> _EXERCISE GOAL_
Arrange the listing lines between the line containing "24, 924, 58]" and the line containing "status-bar: 1:45:56 0.39", inclusive, as a Markdown table with the columns Row and Line. Number the rows in order and leave out any blank lines.

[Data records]
start

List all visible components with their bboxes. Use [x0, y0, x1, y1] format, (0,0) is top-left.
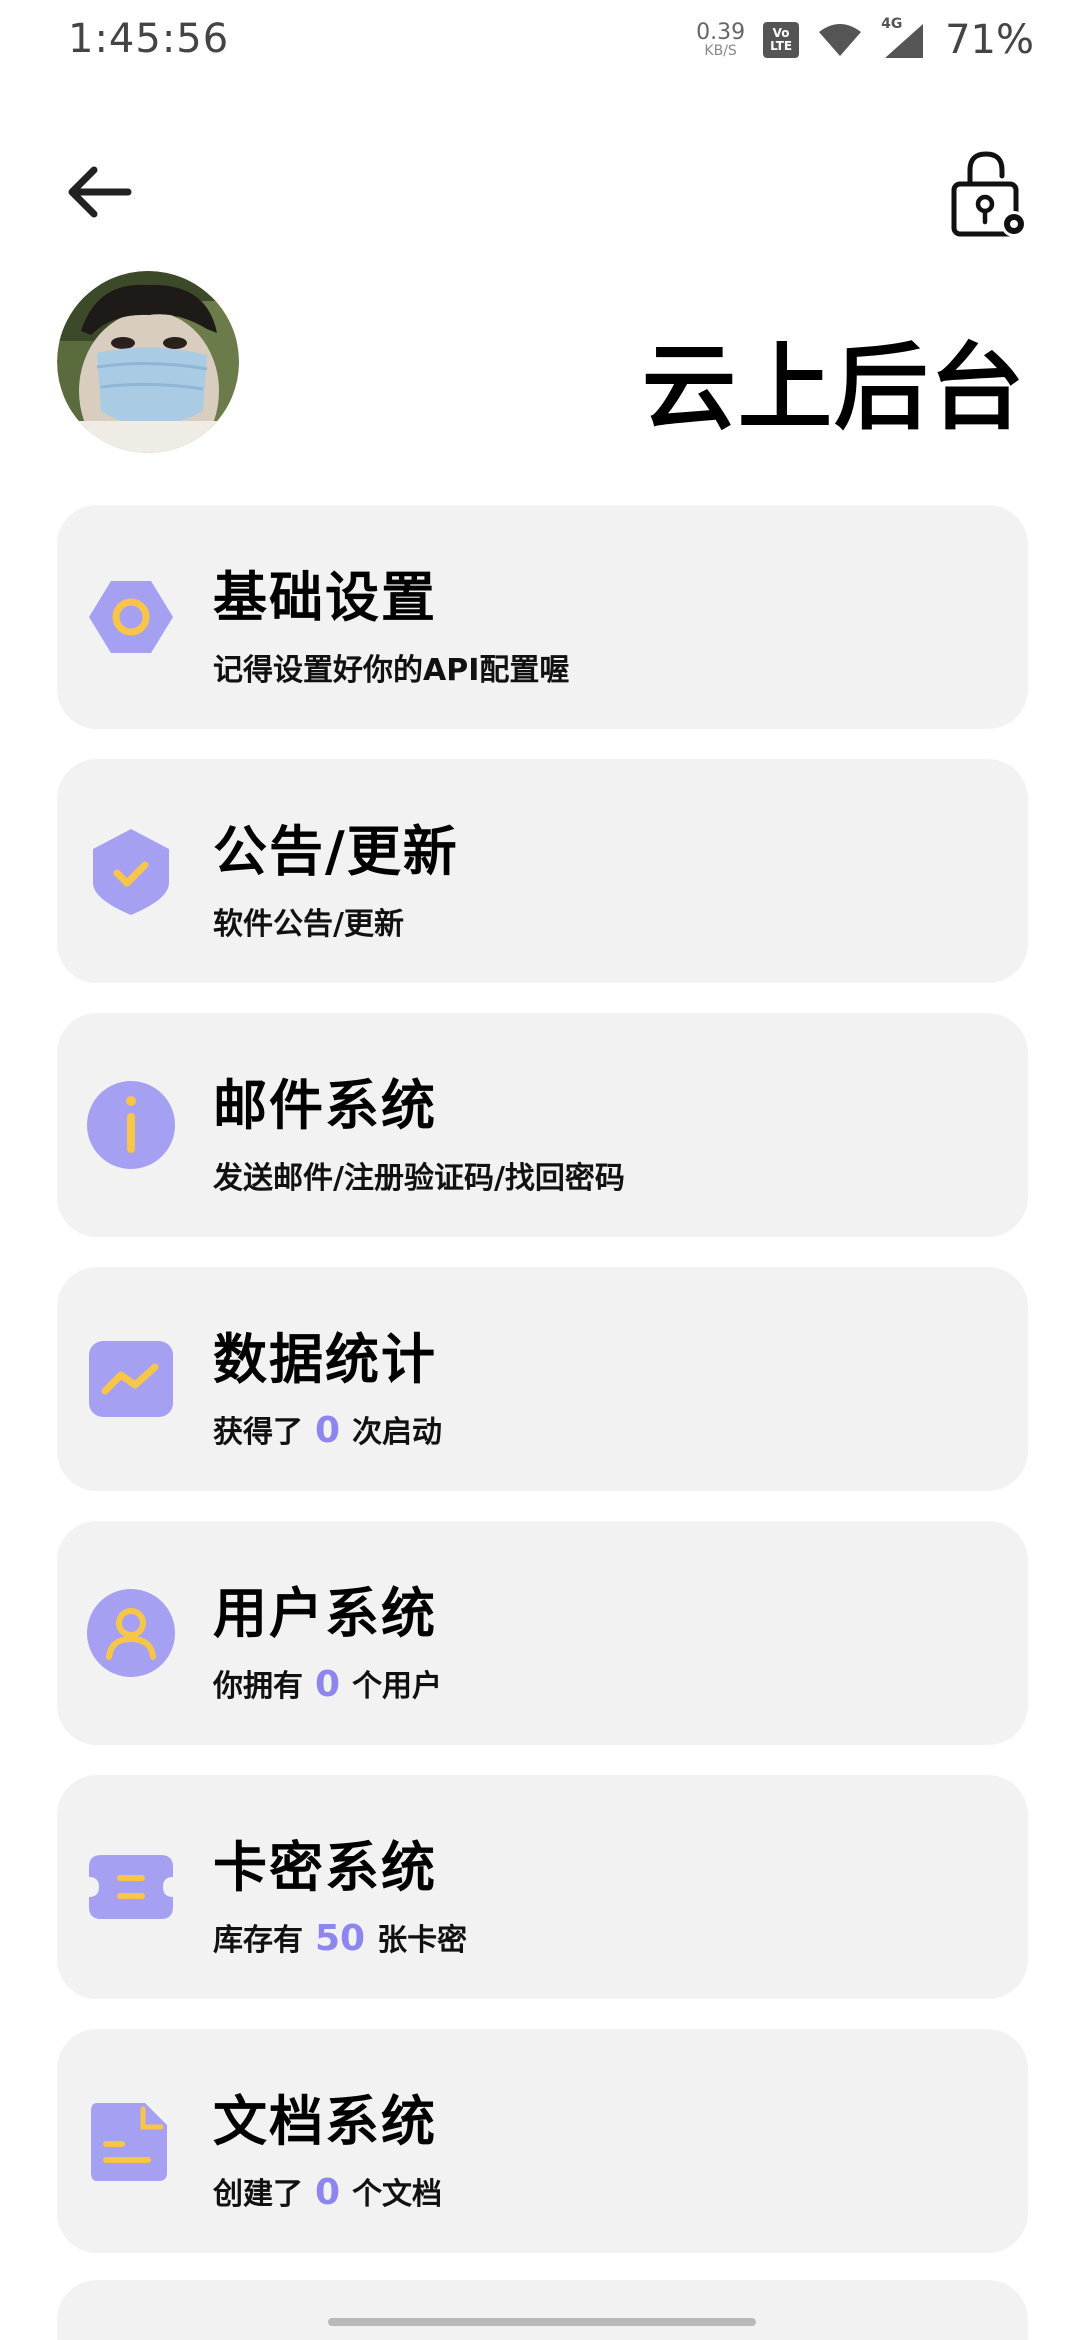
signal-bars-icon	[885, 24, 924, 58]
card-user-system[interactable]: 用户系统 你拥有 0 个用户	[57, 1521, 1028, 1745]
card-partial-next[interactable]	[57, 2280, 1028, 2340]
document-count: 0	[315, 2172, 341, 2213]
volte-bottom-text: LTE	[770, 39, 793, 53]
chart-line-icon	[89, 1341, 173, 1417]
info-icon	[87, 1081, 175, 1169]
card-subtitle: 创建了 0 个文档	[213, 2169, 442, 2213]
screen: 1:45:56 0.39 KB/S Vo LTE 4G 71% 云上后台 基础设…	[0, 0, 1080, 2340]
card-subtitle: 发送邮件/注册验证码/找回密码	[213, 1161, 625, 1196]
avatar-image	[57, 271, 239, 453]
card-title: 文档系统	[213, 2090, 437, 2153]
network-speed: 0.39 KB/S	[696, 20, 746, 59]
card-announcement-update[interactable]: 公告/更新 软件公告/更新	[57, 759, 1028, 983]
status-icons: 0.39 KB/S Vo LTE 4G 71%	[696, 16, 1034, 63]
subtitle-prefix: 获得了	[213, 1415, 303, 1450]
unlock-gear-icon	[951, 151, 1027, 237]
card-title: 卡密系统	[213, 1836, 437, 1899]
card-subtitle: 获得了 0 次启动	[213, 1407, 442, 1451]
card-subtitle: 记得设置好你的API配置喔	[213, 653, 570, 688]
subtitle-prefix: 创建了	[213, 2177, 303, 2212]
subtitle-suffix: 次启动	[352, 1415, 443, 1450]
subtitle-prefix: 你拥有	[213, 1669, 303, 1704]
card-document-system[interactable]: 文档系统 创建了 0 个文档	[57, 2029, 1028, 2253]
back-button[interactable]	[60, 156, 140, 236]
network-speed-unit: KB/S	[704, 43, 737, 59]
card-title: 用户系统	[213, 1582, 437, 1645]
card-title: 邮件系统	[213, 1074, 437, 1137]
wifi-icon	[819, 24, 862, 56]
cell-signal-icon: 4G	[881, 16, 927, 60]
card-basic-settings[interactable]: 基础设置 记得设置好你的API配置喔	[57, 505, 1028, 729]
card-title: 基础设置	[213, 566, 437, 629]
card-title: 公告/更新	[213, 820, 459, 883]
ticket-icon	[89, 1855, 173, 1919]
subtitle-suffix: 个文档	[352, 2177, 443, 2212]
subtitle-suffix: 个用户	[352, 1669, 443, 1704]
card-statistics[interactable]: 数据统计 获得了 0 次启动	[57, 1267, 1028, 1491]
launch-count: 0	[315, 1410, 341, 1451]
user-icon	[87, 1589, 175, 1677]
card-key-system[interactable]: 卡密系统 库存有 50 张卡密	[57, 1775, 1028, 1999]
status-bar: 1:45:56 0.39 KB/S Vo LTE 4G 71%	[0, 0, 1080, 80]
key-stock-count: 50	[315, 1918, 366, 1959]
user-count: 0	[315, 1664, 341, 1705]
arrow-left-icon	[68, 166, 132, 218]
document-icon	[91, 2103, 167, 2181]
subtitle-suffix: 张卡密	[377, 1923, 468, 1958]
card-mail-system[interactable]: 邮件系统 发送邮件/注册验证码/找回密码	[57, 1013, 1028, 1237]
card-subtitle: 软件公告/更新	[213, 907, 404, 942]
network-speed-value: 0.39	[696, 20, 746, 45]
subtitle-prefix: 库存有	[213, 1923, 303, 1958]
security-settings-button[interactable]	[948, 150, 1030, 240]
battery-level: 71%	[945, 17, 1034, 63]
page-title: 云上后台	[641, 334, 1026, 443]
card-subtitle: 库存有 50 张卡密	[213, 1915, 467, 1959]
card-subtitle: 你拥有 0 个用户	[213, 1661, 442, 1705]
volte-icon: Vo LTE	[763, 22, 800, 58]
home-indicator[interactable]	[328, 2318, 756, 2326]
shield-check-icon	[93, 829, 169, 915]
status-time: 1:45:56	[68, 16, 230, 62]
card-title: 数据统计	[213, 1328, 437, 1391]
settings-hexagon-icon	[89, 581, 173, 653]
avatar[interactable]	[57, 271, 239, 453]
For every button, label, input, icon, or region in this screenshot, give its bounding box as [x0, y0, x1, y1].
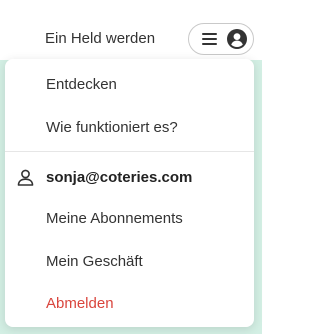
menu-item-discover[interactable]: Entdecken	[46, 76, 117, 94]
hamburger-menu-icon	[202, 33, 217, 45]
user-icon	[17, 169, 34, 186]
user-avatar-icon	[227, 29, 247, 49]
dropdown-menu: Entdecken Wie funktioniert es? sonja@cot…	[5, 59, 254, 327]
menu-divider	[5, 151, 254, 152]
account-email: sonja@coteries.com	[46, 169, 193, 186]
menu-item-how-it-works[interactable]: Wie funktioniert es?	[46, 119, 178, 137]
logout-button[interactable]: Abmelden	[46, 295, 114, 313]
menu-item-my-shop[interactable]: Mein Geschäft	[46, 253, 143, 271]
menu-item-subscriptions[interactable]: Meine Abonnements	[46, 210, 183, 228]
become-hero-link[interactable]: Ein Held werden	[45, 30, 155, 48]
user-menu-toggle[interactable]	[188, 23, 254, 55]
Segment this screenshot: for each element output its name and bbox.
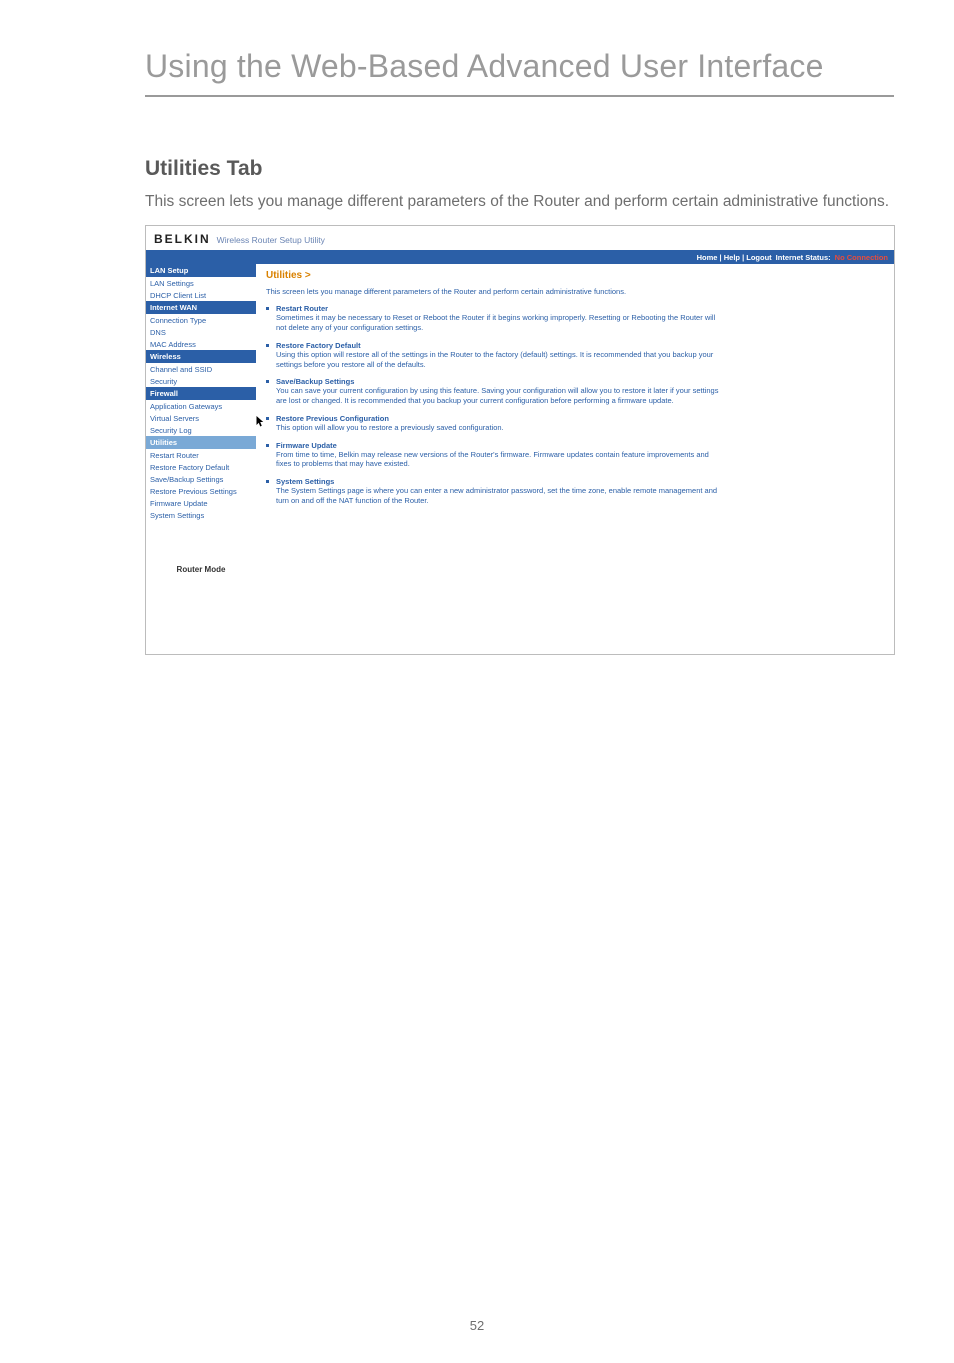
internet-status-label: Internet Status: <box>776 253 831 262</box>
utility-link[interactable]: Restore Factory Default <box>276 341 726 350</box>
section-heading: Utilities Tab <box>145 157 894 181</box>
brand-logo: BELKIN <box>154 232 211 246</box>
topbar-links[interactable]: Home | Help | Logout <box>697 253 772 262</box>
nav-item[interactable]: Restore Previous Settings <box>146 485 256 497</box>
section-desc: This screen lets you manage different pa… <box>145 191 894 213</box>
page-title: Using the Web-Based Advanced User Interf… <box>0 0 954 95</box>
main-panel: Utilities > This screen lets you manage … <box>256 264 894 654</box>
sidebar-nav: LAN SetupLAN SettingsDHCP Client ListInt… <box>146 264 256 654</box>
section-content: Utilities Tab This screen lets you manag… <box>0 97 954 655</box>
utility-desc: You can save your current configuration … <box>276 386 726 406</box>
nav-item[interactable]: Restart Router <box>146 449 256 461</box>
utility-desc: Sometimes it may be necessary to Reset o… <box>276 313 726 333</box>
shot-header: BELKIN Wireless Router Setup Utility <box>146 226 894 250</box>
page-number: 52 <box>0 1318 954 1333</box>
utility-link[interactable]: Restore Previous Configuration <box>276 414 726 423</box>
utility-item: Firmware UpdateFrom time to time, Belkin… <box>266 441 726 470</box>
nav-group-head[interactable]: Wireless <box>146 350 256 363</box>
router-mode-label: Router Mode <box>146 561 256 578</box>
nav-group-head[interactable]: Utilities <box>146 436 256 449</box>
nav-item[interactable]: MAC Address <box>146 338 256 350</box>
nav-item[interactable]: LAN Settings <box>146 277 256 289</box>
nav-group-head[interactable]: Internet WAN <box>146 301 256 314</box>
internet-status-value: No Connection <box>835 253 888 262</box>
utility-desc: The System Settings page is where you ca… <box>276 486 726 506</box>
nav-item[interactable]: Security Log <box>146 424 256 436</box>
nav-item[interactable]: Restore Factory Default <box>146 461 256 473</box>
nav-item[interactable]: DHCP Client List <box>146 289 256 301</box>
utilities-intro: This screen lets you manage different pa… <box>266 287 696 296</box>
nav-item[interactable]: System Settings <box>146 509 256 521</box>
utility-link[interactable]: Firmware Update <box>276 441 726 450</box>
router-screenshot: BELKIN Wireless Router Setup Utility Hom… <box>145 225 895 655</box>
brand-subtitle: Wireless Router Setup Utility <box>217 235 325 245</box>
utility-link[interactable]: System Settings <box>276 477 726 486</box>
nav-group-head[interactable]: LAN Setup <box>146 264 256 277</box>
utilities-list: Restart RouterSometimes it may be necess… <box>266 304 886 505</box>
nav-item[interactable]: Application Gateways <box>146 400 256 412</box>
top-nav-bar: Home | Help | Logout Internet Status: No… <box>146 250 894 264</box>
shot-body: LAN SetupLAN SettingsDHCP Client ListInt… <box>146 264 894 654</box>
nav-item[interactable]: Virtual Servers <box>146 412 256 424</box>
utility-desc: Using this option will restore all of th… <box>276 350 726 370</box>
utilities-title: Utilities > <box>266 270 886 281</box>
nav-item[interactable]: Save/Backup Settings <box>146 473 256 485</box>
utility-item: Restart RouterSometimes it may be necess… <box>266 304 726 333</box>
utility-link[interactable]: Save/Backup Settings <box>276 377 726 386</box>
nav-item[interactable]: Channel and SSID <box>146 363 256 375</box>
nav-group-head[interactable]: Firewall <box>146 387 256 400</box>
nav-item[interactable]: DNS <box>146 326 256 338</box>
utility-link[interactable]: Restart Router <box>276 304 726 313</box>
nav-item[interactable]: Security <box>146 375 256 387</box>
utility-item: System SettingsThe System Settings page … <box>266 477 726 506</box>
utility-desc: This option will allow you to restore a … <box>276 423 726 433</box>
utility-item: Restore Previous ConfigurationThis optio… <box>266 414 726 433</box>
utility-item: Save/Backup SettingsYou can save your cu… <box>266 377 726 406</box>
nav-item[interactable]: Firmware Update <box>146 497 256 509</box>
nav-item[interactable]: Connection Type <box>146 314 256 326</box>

end

> _THE RESPONSE_
| Row | Line |
|---|---|
| 1 | signal-bars-icon	[885, 24, 924, 58] |
| 2 | card-user-system[interactable]: 用户系统 你拥有 0 个用户	[57, 1521, 1028, 1745] |
| 3 | card-partial-next[interactable]	[57, 2280, 1028, 2340] |
| 4 | document-count: 0	[315, 2172, 341, 2213] |
| 5 | volte-bottom-text: LTE	[770, 39, 793, 53] |
| 6 | chart-line-icon	[89, 1341, 173, 1417] |
| 7 | info-icon	[87, 1081, 175, 1169] |
| 8 | card-subtitle: 创建了 0 个文档	[213, 2169, 442, 2213] |
| 9 | screen: 1:45:56 0.39 KB/S Vo LTE 4G 71% 云上后台 基础设…	[0, 0, 1080, 2340] |
| 10 | card-subtitle: 发送邮件/注册验证码/找回密码	[213, 1161, 625, 1196] |
| 11 | avatar-image	[57, 271, 239, 453] |
| 12 | card-title: 文档系统	[213, 2090, 437, 2153] |
| 13 | network-speed: 0.39 KB/S	[696, 20, 746, 59] |
| 14 | card-announcement-update[interactable]: 公告/更新 软件公告/更新	[57, 759, 1028, 983] |
| 15 | status-icons: 0.39 KB/S Vo LTE 4G 71%	[696, 16, 1034, 63] |
| 16 | subtitle-prefix: 获得了	[213, 1415, 303, 1450] |
| 17 | unlock-gear-icon	[951, 151, 1027, 237] |
| 18 | card-title: 卡密系统	[213, 1836, 437, 1899] |
| 19 | card-subtitle: 获得了 0 次启动	[213, 1407, 442, 1451] |
| 20 | card-subtitle: 记得设置好你的API配置喔	[213, 653, 570, 688] |
| 21 | subtitle-prefix: 创建了	[213, 2177, 303, 2212] |
| 22 | subtitle-suffix: 次启动	[352, 1415, 443, 1450] |
| 23 | subtitle-prefix: 你拥有	[213, 1669, 303, 1704] |
| 24 | card-document-system[interactable]: 文档系统 创建了 0 个文档	[57, 2029, 1028, 2253] |
| 25 | back-button[interactable]	[60, 156, 140, 236] |
| 26 | network-speed-unit: KB/S	[704, 43, 737, 59] |
| 27 | card-title: 用户系统	[213, 1582, 437, 1645] |
| 28 | card-title: 邮件系统	[213, 1074, 437, 1137] |
| 29 | wifi-icon	[819, 24, 862, 56] |
| 30 | cell-signal-icon: 4G	[881, 16, 927, 60] |
| 31 | card-basic-settings[interactable]: 基础设置 记得设置好你的API配置喔	[57, 505, 1028, 729] |
| 32 | card-title: 基础设置	[213, 566, 437, 629] |
| 33 | card-title: 公告/更新	[213, 820, 459, 883] |
| 34 | ticket-icon	[89, 1855, 173, 1919] |
| 35 | subtitle-suffix: 个文档	[352, 2177, 443, 2212] |
| 36 | subtitle-suffix: 个用户	[352, 1669, 443, 1704] |
| 37 | card-statistics[interactable]: 数据统计 获得了 0 次启动	[57, 1267, 1028, 1491] |
| 38 | launch-count: 0	[315, 1410, 341, 1451] |
| 39 | user-icon	[87, 1589, 175, 1677] |
| 40 | card-key-system[interactable]: 卡密系统 库存有 50 张卡密	[57, 1775, 1028, 1999] |
| 41 | status-bar: 1:45:56 0.39 KB/S Vo LTE 4G 71%	[0, 0, 1080, 80] |